- **What to do**
Repeat exactly the lines below, from the line containing "Extract all readable text from this page." through the last line, both included. Leave out any pictures.

- **Given data**
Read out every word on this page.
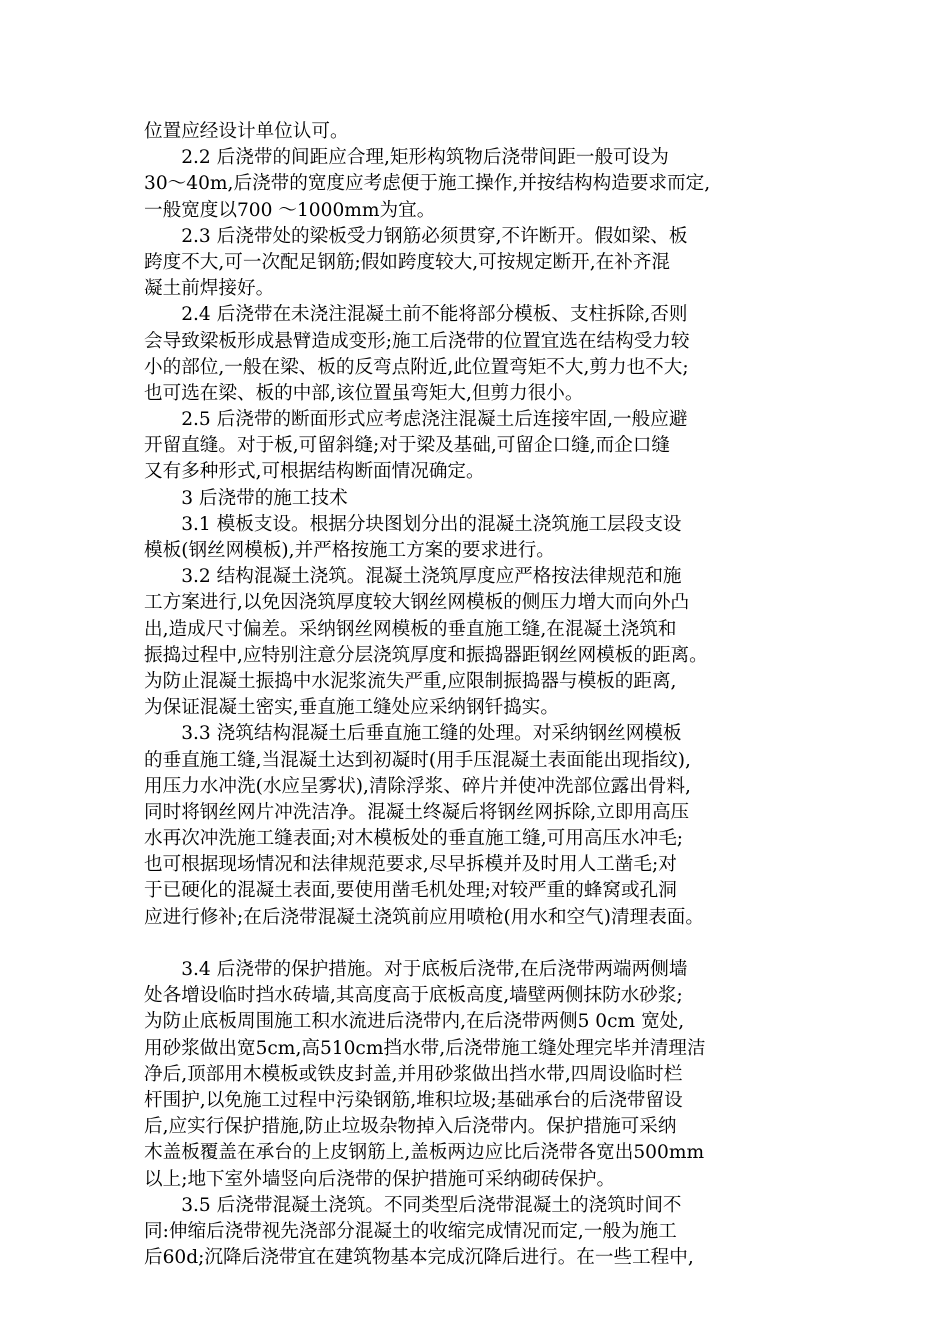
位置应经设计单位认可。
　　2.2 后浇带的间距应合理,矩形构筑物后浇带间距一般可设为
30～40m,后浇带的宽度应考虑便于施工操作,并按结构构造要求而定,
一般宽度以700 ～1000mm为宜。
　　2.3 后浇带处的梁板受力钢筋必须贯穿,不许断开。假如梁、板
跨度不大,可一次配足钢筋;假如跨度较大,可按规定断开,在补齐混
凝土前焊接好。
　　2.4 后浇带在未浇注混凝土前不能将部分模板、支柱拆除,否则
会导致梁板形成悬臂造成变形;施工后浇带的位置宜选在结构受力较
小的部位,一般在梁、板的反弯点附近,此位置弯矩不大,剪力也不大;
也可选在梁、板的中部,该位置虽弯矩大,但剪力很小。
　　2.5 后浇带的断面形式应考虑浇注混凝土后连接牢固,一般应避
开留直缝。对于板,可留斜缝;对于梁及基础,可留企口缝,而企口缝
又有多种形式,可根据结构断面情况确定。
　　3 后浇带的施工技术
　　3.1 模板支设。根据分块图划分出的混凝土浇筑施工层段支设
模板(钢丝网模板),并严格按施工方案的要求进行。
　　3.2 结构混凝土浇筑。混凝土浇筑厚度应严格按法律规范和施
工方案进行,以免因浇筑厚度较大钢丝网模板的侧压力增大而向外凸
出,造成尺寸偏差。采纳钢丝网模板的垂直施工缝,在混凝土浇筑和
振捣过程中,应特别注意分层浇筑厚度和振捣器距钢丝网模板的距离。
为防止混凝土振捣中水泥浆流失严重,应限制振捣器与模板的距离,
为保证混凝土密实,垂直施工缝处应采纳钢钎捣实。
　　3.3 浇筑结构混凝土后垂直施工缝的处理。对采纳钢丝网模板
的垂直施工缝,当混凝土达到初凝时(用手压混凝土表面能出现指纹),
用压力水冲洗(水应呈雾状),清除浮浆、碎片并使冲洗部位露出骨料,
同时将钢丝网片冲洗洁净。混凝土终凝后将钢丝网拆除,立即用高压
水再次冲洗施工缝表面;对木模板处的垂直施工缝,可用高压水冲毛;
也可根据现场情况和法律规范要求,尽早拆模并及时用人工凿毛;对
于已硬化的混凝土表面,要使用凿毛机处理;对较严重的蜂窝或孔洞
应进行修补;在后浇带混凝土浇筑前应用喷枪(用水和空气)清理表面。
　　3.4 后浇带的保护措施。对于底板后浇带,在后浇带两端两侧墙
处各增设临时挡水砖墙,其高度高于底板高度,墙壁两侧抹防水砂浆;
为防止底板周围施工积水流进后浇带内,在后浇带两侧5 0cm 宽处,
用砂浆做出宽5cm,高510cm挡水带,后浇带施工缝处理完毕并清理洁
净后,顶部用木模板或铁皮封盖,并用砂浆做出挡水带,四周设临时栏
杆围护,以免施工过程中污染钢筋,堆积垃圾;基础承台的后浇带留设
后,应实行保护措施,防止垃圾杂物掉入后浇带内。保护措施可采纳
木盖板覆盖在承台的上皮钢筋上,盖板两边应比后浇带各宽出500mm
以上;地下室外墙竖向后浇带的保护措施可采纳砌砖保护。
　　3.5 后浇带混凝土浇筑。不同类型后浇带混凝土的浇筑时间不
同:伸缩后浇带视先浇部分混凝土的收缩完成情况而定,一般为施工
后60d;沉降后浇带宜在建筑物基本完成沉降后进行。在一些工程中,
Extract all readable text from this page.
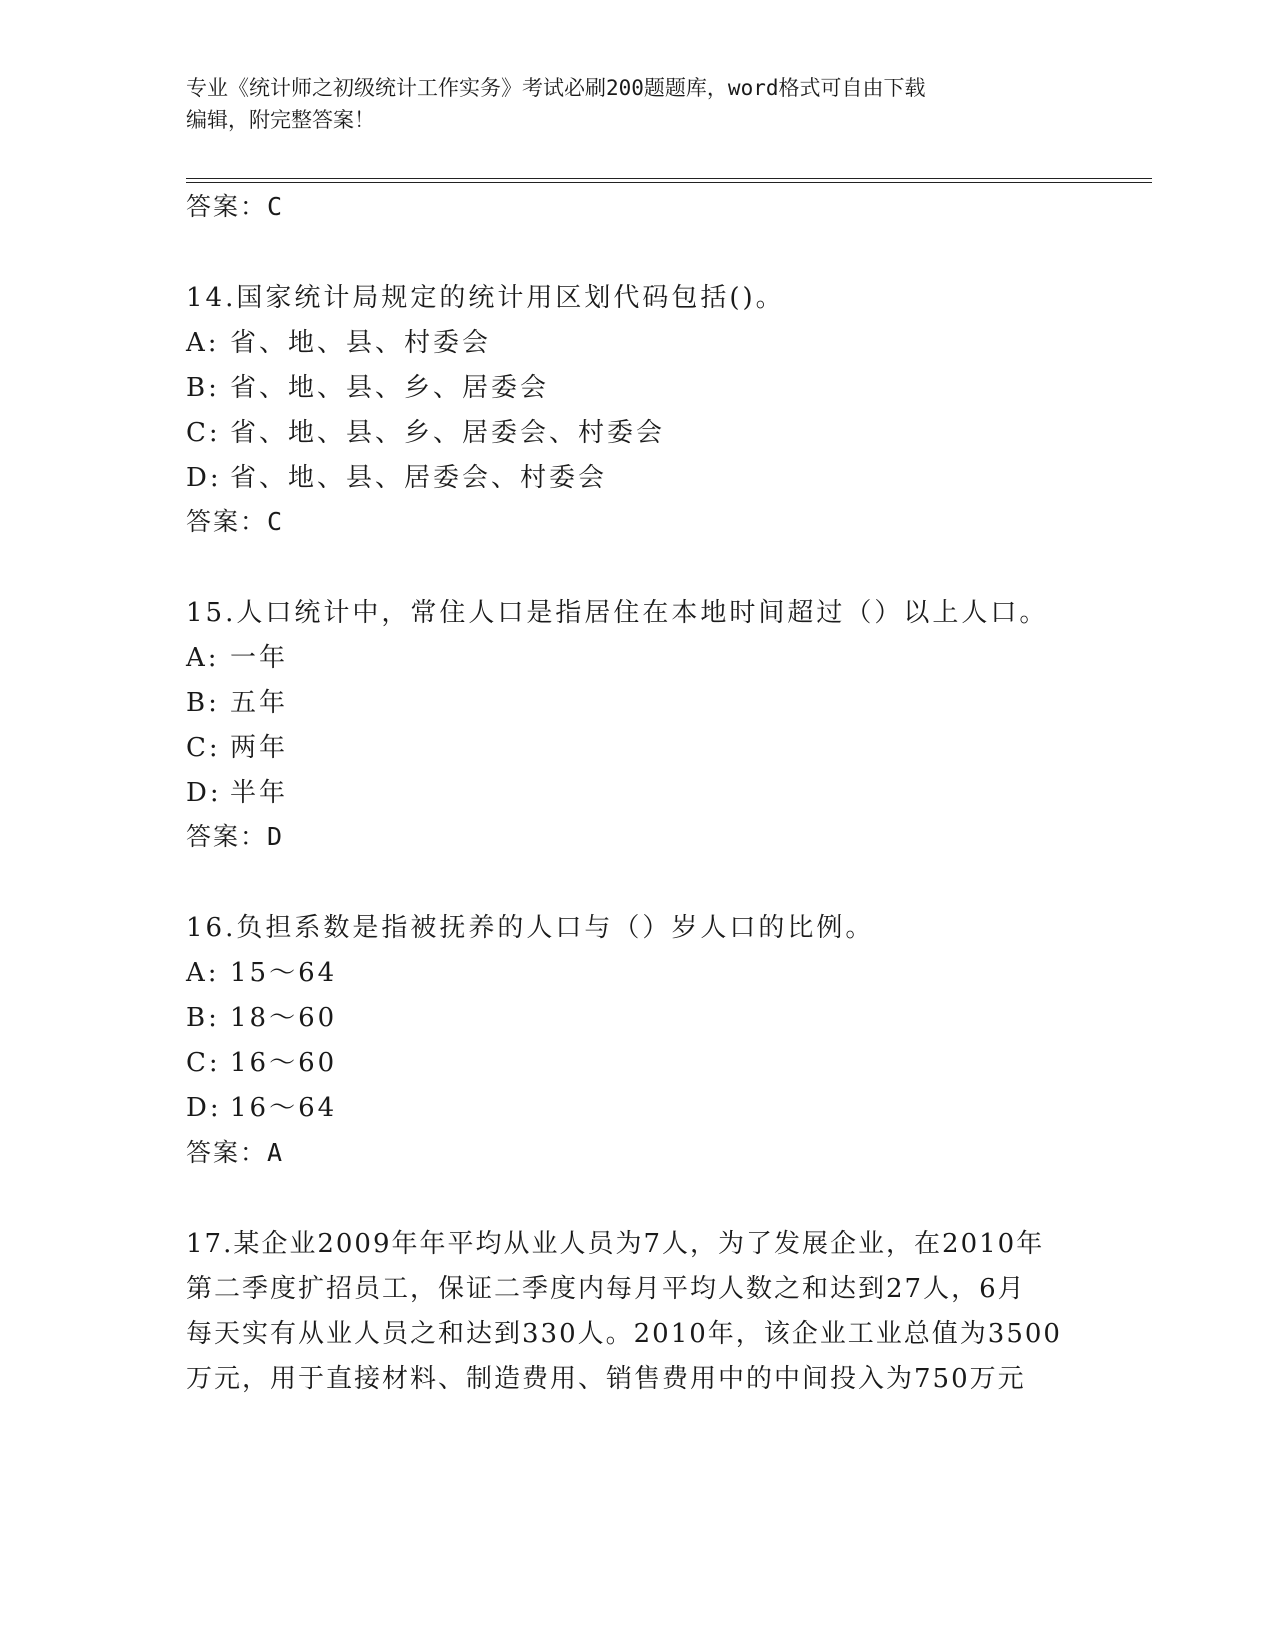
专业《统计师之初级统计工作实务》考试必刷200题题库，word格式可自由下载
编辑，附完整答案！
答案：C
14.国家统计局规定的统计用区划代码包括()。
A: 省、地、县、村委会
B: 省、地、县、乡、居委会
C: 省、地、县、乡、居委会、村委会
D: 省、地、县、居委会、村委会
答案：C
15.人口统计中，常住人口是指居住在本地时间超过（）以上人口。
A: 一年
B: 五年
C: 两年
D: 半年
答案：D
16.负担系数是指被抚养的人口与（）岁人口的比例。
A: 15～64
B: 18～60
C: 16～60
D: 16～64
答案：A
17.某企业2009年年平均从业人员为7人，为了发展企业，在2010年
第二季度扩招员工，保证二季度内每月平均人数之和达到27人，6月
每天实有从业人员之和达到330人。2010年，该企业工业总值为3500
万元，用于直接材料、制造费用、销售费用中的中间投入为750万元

- **Task output**
Extract all readable text from this page.
专业《统计师之初级统计工作实务》考试必刷200题题库，word格式可自由下载
编辑，附完整答案！
答案：C
14.国家统计局规定的统计用区划代码包括()。
A: 省、地、县、村委会
B: 省、地、县、乡、居委会
C: 省、地、县、乡、居委会、村委会
D: 省、地、县、居委会、村委会
答案：C
15.人口统计中，常住人口是指居住在本地时间超过（）以上人口。
A: 一年
B: 五年
C: 两年
D: 半年
答案：D
16.负担系数是指被抚养的人口与（）岁人口的比例。
A: 15～64
B: 18～60
C: 16～60
D: 16～64
答案：A
17.某企业2009年年平均从业人员为7人，为了发展企业，在2010年
第二季度扩招员工，保证二季度内每月平均人数之和达到27人，6月
每天实有从业人员之和达到330人。2010年，该企业工业总值为3500
万元，用于直接材料、制造费用、销售费用中的中间投入为750万元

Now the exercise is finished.